Make an exact transcription of the material, leaving out all images.

Dataset listings of figures:
<<<<

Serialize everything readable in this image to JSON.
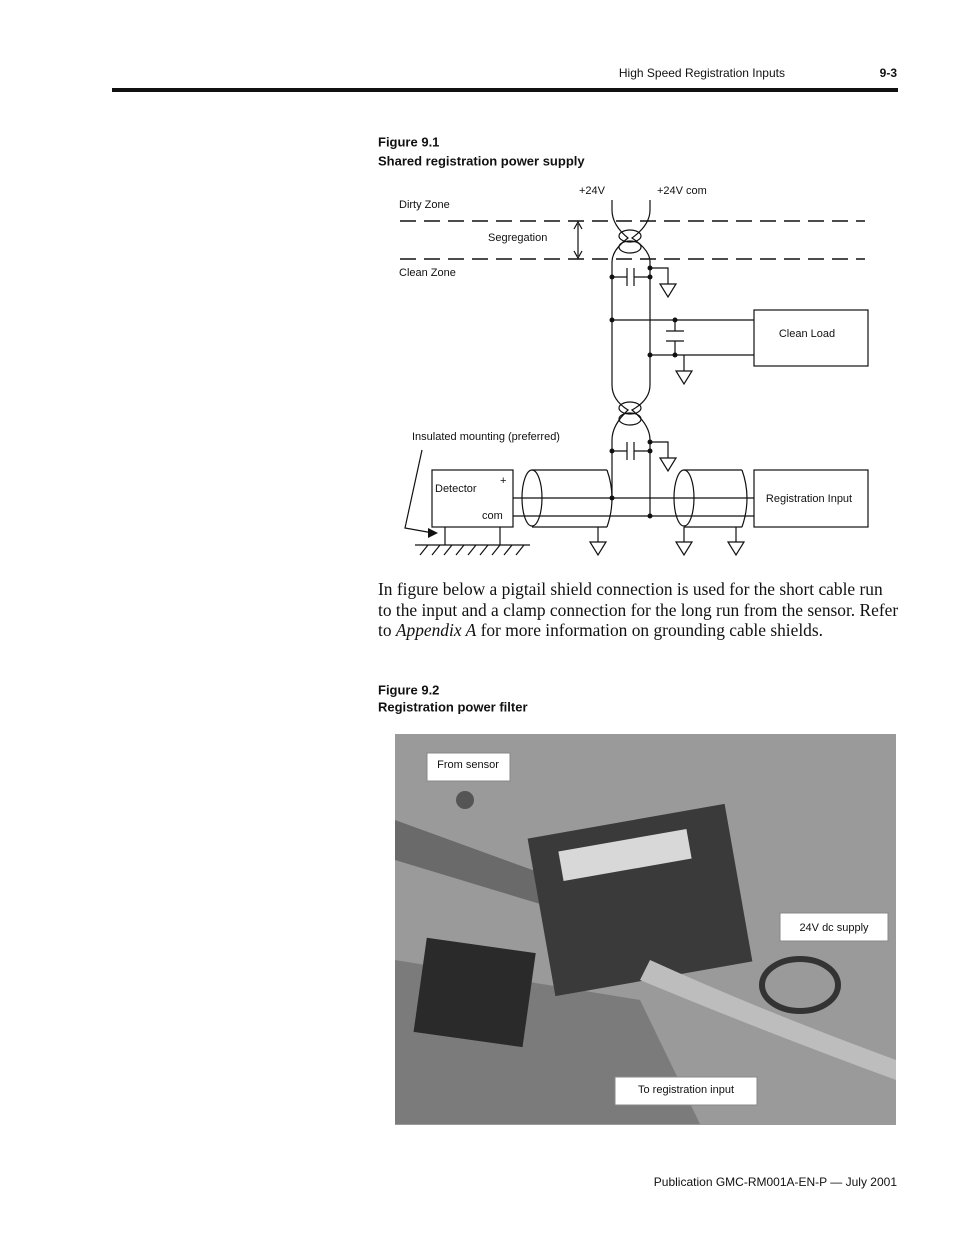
{
  "header": {
    "title": "High Speed Registration Inputs",
    "page": "9-3"
  },
  "figure1": {
    "number": "Figure 9.1",
    "caption": "Shared registration power supply",
    "labels": {
      "plus24v": "+24V",
      "com24v": "+24V com",
      "dirty_zone": "Dirty Zone",
      "segregation": "Segregation",
      "clean_zone": "Clean Zone",
      "clean_load": "Clean Load",
      "insulated": "Insulated mounting (preferred)",
      "detector": "Detector",
      "plus": "+",
      "com": "com",
      "registration_input": "Registration Input"
    }
  },
  "paragraph": {
    "before": "In figure below a pigtail shield connection is used for the short cable run to the input and a clamp connection for the long run from the sensor. Refer to ",
    "emphasis": "Appendix A",
    "after": " for more information on grounding cable shields."
  },
  "figure2": {
    "number": "Figure 9.2",
    "caption": "Registration power filter",
    "callouts": [
      "From sensor",
      "24V dc supply",
      "To registration input"
    ]
  },
  "footer": "Publication GMC-RM001A-EN-P — July 2001"
}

>>>>

The response:
Serialize everything readable in this image to JSON.
{
  "header": {
    "title": "High Speed Registration Inputs",
    "page": "9-3"
  },
  "figure1": {
    "number": "Figure 9.1",
    "caption": "Shared registration power supply",
    "labels": {
      "plus24v": "+24V",
      "com24v": "+24V com",
      "dirty_zone": "Dirty Zone",
      "segregation": "Segregation",
      "clean_zone": "Clean Zone",
      "clean_load": "Clean Load",
      "insulated": "Insulated mounting (preferred)",
      "detector": "Detector",
      "plus": "+",
      "com": "com",
      "registration_input": "Registration Input"
    }
  },
  "paragraph": {
    "before": "In figure below a pigtail shield connection is used for the short cable run to the input and a clamp connection for the long run from the sensor. Refer to ",
    "emphasis": "Appendix A",
    "after": " for more information on grounding cable shields."
  },
  "figure2": {
    "number": "Figure 9.2",
    "caption": "Registration power filter",
    "callouts": [
      "From sensor",
      "24V dc supply",
      "To registration input"
    ]
  },
  "footer": "Publication GMC-RM001A-EN-P — July 2001"
}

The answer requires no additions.